§ Aim of the task
Rewrite the records from the line containing "Extract all elements" through the line containing "- toc-entry: 4.1.6", changing every "toc-leader" to "toc-dots" and leaving everything else unchanged. Return only those lines.

§ Material for this task
+-------+

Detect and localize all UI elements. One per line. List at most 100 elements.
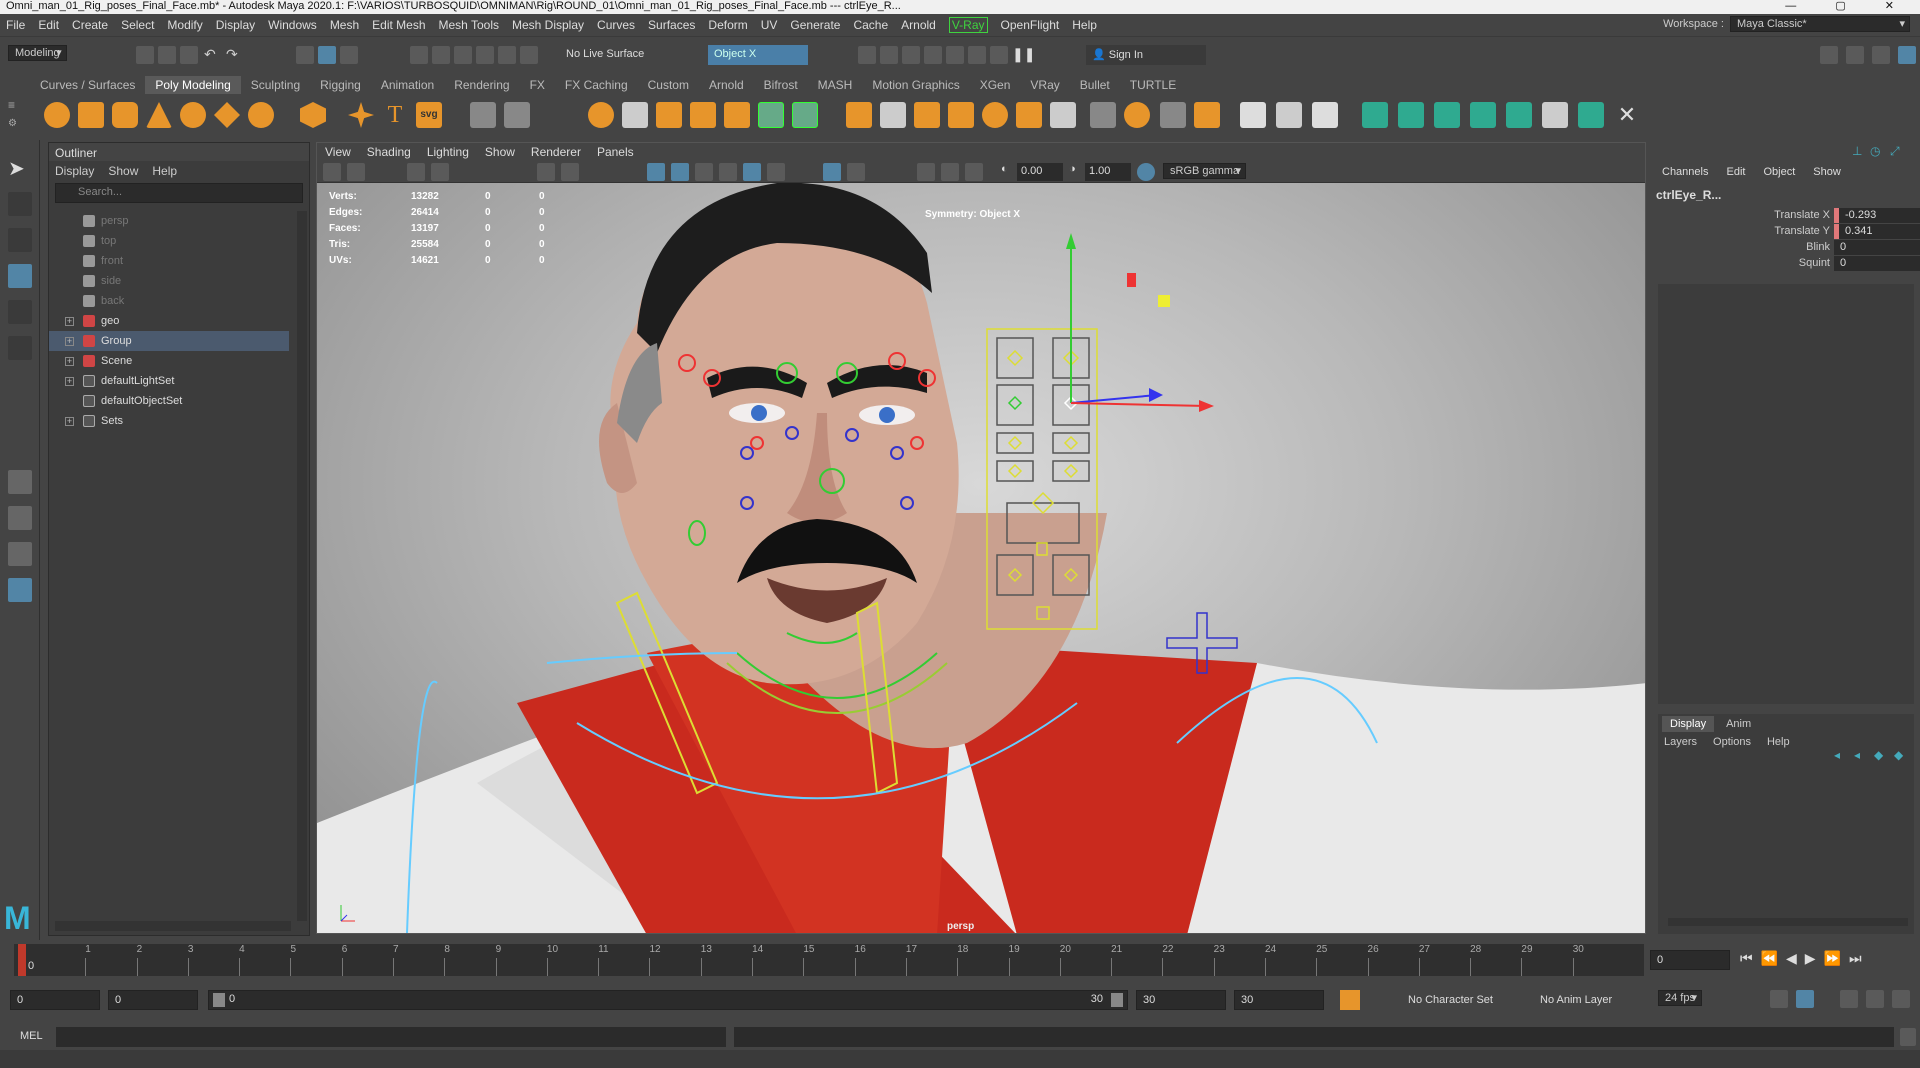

+-------+

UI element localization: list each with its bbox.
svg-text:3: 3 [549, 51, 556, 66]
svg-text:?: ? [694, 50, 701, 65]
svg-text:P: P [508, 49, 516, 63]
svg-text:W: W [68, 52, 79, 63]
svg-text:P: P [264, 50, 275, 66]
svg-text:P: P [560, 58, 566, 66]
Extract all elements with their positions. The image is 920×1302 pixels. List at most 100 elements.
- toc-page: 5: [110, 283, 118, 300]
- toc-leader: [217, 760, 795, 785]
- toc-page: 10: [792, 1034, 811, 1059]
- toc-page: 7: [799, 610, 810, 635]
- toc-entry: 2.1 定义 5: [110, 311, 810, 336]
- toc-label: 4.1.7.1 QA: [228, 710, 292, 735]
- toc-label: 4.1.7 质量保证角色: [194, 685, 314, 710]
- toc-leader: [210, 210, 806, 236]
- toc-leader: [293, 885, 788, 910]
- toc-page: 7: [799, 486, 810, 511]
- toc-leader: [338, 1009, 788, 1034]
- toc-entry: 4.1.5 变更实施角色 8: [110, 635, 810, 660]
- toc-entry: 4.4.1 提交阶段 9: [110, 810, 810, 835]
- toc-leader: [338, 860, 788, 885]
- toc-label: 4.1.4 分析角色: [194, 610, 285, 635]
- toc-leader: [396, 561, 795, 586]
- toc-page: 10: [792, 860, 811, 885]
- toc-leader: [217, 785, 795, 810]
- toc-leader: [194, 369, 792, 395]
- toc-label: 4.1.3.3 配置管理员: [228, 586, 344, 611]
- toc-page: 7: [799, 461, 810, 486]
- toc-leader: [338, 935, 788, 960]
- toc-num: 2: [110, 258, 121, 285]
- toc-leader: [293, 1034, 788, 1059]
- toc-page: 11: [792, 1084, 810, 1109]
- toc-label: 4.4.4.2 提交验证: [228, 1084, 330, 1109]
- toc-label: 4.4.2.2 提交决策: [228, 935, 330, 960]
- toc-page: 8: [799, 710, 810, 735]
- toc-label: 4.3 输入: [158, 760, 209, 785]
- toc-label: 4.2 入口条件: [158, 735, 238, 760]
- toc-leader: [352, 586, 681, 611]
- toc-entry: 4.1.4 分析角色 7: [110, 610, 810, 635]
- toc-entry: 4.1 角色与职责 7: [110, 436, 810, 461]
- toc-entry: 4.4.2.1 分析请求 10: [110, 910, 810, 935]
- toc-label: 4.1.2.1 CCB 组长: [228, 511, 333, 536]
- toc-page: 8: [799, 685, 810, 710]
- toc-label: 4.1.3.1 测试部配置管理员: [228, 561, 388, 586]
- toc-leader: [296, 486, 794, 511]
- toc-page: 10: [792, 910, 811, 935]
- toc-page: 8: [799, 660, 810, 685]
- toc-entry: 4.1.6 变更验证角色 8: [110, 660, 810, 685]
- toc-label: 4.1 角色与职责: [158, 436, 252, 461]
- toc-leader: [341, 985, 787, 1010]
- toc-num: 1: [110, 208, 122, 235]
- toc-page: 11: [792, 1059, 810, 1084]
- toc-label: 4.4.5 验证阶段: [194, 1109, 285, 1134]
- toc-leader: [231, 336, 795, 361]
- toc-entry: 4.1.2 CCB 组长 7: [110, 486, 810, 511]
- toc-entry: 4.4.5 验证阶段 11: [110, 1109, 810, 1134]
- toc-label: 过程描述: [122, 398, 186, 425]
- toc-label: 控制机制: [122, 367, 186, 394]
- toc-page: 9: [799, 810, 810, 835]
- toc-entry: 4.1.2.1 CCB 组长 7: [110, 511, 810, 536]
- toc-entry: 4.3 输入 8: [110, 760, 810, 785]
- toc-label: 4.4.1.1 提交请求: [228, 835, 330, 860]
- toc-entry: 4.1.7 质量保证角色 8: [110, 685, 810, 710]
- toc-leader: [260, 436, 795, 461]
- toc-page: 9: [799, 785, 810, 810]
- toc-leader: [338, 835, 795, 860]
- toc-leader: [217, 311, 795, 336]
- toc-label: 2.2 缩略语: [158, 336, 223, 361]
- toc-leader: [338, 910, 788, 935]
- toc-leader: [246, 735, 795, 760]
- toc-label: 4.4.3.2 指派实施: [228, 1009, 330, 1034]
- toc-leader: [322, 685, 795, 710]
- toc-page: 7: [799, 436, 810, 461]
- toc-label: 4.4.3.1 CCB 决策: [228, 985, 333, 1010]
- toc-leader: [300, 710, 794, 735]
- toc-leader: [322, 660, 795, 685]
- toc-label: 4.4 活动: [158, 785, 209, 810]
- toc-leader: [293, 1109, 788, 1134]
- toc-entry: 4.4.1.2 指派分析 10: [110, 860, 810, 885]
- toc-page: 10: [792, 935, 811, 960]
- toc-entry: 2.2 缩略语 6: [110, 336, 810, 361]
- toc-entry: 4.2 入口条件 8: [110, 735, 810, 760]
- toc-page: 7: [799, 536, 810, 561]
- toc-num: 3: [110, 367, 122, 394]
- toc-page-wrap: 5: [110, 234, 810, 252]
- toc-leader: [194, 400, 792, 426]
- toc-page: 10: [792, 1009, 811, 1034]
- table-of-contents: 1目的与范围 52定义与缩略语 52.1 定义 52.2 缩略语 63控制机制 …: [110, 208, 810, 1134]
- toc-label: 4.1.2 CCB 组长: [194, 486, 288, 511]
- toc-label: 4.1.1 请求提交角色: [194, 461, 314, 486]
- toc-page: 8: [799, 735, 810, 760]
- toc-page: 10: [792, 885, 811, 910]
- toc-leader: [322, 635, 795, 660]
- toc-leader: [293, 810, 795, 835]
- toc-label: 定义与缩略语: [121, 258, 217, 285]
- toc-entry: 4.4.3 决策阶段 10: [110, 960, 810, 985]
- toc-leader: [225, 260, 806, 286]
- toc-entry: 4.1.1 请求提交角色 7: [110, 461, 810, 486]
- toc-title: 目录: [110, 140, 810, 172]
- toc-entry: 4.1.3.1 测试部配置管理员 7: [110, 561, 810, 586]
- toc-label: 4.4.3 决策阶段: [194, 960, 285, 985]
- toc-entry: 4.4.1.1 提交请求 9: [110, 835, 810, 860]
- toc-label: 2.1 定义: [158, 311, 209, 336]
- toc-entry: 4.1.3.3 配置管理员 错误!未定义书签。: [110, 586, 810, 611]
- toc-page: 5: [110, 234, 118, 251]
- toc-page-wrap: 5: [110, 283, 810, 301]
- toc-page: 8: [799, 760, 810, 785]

+-------+

§ Finished answer
Extract all elements with their positions. The image is 920×1302 pixels. List at most 100 elements.
- toc-page: 5: [110, 283, 118, 300]
- toc-dots: [217, 760, 795, 785]
- toc-page: 10: [792, 1034, 811, 1059]
- toc-page: 7: [799, 610, 810, 635]
- toc-entry: 2.1 定义 5: [110, 311, 810, 336]
- toc-label: 4.1.7.1 QA: [228, 710, 292, 735]
- toc-label: 4.1.7 质量保证角色: [194, 685, 314, 710]
- toc-dots: [210, 210, 806, 236]
- toc-dots: [293, 885, 788, 910]
- toc-page: 7: [799, 486, 810, 511]
- toc-dots: [338, 1009, 788, 1034]
- toc-entry: 4.1.5 变更实施角色 8: [110, 635, 810, 660]
- toc-entry: 4.4.1 提交阶段 9: [110, 810, 810, 835]
- toc-dots: [338, 860, 788, 885]
- toc-label: 4.1.4 分析角色: [194, 610, 285, 635]
- toc-dots: [396, 561, 795, 586]
- toc-page: 10: [792, 860, 811, 885]
- toc-dots: [217, 785, 795, 810]
- toc-dots: [194, 369, 792, 395]
- toc-label: 4.1.3.3 配置管理员: [228, 586, 344, 611]
- toc-page: 7: [799, 461, 810, 486]
- toc-dots: [338, 935, 788, 960]
- toc-num: 2: [110, 258, 121, 285]
- toc-dots: [293, 1034, 788, 1059]
- toc-page: 11: [792, 1084, 810, 1109]
- toc-label: 4.4.4.2 提交验证: [228, 1084, 330, 1109]
- toc-label: 4.4.2.2 提交决策: [228, 935, 330, 960]
- toc-page: 8: [799, 710, 810, 735]
- toc-label: 4.3 输入: [158, 760, 209, 785]
- toc-label: 4.2 入口条件: [158, 735, 238, 760]
- toc-dots: [352, 586, 681, 611]
- toc-entry: 4.1.4 分析角色 7: [110, 610, 810, 635]
- toc-entry: 4.1 角色与职责 7: [110, 436, 810, 461]
- toc-entry: 4.4.2.1 分析请求 10: [110, 910, 810, 935]
- toc-label: 4.1.2.1 CCB 组长: [228, 511, 333, 536]
- toc-page: 8: [799, 685, 810, 710]
- toc-label: 4.1.3.1 测试部配置管理员: [228, 561, 388, 586]
- toc-dots: [296, 486, 794, 511]
- toc-page: 10: [792, 910, 811, 935]
- toc-page: 8: [799, 660, 810, 685]
- toc-entry: 4.1.6 变更验证角色 8: [110, 660, 810, 685]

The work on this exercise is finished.